What the task requires
Return the full material exactly.
[START Input data]
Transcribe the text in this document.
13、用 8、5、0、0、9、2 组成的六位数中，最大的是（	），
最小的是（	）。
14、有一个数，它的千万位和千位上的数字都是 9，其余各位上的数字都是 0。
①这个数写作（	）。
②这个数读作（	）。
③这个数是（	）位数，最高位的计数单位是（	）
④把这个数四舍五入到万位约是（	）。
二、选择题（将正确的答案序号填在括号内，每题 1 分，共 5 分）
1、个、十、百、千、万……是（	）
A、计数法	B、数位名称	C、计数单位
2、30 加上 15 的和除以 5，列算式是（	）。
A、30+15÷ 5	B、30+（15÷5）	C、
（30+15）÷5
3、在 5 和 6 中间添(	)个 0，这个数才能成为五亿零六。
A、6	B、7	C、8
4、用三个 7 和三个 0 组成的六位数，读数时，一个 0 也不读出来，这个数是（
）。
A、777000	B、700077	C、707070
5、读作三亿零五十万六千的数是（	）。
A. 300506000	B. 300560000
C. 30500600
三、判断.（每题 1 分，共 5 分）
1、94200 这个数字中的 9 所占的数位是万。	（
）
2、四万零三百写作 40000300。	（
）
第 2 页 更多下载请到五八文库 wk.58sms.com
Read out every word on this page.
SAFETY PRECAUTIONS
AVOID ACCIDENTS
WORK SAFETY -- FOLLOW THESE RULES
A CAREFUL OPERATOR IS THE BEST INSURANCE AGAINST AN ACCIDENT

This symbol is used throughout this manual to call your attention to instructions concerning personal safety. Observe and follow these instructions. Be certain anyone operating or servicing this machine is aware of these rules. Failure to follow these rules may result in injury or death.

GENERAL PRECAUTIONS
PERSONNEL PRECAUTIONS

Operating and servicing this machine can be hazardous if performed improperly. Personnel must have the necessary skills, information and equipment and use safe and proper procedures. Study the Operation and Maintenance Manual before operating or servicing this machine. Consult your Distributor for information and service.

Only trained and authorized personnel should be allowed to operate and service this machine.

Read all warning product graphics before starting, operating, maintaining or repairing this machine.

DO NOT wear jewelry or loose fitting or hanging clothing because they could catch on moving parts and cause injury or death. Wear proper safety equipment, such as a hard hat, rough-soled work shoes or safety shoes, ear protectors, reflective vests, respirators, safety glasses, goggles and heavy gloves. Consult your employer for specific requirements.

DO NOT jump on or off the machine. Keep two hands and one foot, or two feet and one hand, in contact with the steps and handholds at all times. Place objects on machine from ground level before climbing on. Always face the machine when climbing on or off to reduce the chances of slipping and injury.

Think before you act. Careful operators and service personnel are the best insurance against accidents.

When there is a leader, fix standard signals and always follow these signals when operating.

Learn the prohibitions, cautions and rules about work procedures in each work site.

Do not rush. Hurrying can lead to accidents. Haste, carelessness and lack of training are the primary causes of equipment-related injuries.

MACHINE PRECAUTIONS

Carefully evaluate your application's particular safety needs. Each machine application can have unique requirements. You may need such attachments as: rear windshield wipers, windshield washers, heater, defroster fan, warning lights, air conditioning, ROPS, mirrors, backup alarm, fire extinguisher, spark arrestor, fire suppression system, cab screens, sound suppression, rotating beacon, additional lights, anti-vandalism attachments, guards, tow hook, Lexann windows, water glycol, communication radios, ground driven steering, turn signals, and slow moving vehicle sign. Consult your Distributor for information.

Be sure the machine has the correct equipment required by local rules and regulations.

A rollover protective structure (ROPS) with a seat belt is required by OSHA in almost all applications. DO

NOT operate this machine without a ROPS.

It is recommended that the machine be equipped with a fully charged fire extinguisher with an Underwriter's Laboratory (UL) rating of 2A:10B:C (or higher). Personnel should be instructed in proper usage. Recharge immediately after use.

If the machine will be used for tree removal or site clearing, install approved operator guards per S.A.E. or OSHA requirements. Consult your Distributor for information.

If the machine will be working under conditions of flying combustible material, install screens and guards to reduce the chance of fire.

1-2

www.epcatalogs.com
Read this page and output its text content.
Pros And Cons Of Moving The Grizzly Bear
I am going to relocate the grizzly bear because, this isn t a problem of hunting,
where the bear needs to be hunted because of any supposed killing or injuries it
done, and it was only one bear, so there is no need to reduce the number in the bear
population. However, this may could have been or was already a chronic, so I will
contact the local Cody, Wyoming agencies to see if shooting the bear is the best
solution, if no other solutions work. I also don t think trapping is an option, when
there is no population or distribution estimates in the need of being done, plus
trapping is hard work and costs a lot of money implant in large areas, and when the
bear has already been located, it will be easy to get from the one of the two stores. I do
[END Input data]
Task solution
Transcribe the text in this document.
13、用 8、5、0、0、9、2 组成的六位数中，最大的是（	），
最小的是（	）。
14、有一个数，它的千万位和千位上的数字都是 9，其余各位上的数字都是 0。
①这个数写作（	）。
②这个数读作（	）。
③这个数是（	）位数，最高位的计数单位是（	）
④把这个数四舍五入到万位约是（	）。
二、选择题（将正确的答案序号填在括号内，每题 1 分，共 5 分）
1、个、十、百、千、万……是（	）
A、计数法	B、数位名称	C、计数单位
2、30 加上 15 的和除以 5，列算式是（	）。
A、30+15÷ 5	B、30+（15÷5）	C、
（30+15）÷5
3、在 5 和 6 中间添(	)个 0，这个数才能成为五亿零六。
A、6	B、7	C、8
4、用三个 7 和三个 0 组成的六位数，读数时，一个 0 也不读出来，这个数是（
）。
A、777000	B、700077	C、707070
5、读作三亿零五十万六千的数是（	）。
A. 300506000	B. 300560000
C. 30500600
三、判断.（每题 1 分，共 5 分）
1、94200 这个数字中的 9 所占的数位是万。	（
）
2、四万零三百写作 40000300。	（
）
第 2 页 更多下载请到五八文库 wk.58sms.com
Read out every word on this page.
SAFETY PRECAUTIONS
AVOID ACCIDENTS
WORK SAFETY -- FOLLOW THESE RULES
A CAREFUL OPERATOR IS THE BEST INSURANCE AGAINST AN ACCIDENT

This symbol is used throughout this manual to call your attention to instructions concerning personal safety. Observe and follow these instructions. Be certain anyone operating or servicing this machine is aware of these rules. Failure to follow these rules may result in injury or death.

GENERAL PRECAUTIONS
PERSONNEL PRECAUTIONS

Operating and servicing this machine can be hazardous if performed improperly. Personnel must have the necessary skills, information and equipment and use safe and proper procedures. Study the Operation and Maintenance Manual before operating or servicing this machine. Consult your Distributor for information and service.

Only trained and authorized personnel should be allowed to operate and service this machine.

Read all warning product graphics before starting, operating, maintaining or repairing this machine.

DO NOT wear jewelry or loose fitting or hanging clothing because they could catch on moving parts and cause injury or death. Wear proper safety equipment, such as a hard hat, rough-soled work shoes or safety shoes, ear protectors, reflective vests, respirators, safety glasses, goggles and heavy gloves. Consult your employer for specific requirements.

DO NOT jump on or off the machine. Keep two hands and one foot, or two feet and one hand, in contact with the steps and handholds at all times. Place objects on machine from ground level before climbing on. Always face the machine when climbing on or off to reduce the chances of slipping and injury.

Think before you act. Careful operators and service personnel are the best insurance against accidents.

When there is a leader, fix standard signals and always follow these signals when operating.

Learn the prohibitions, cautions and rules about work procedures in each work site.

Do not rush. Hurrying can lead to accidents. Haste, carelessness and lack of training are the primary causes of equipment-related injuries.

MACHINE PRECAUTIONS

Carefully evaluate your application's particular safety needs. Each machine application can have unique requirements. You may need such attachments as: rear windshield wipers, windshield washers, heater, defroster fan, warning lights, air conditioning, ROPS, mirrors, backup alarm, fire extinguisher, spark arrestor, fire suppression system, cab screens, sound suppression, rotating beacon, additional lights, anti-vandalism attachments, guards, tow hook, Lexann windows, water glycol, communication radios, ground driven steering, turn signals, and slow moving vehicle sign. Consult your Distributor for information.

Be sure the machine has the correct equipment required by local rules and regulations.

A rollover protective structure (ROPS) with a seat belt is required by OSHA in almost all applications. DO

NOT operate this machine without a ROPS.

It is recommended that the machine be equipped with a fully charged fire extinguisher with an Underwriter's Laboratory (UL) rating of 2A:10B:C (or higher). Personnel should be instructed in proper usage. Recharge immediately after use.

If the machine will be used for tree removal or site clearing, install approved operator guards per S.A.E. or OSHA requirements. Consult your Distributor for information.

If the machine will be working under conditions of flying combustible material, install screens and guards to reduce the chance of fire.

1-2

www.epcatalogs.com
Read this page and output its text content.
Pros And Cons Of Moving The Grizzly Bear
I am going to relocate the grizzly bear because, this isn t a problem of hunting,
where the bear needs to be hunted because of any supposed killing or injuries it
done, and it was only one bear, so there is no need to reduce the number in the bear
population. However, this may could have been or was already a chronic, so I will
contact the local Cody, Wyoming agencies to see if shooting the bear is the best
solution, if no other solutions work. I also don t think trapping is an option, when
there is no population or distribution estimates in the need of being done, plus
trapping is hard work and costs a lot of money implant in large areas, and when the
bear has already been located, it will be easy to get from the one of the two stores. I do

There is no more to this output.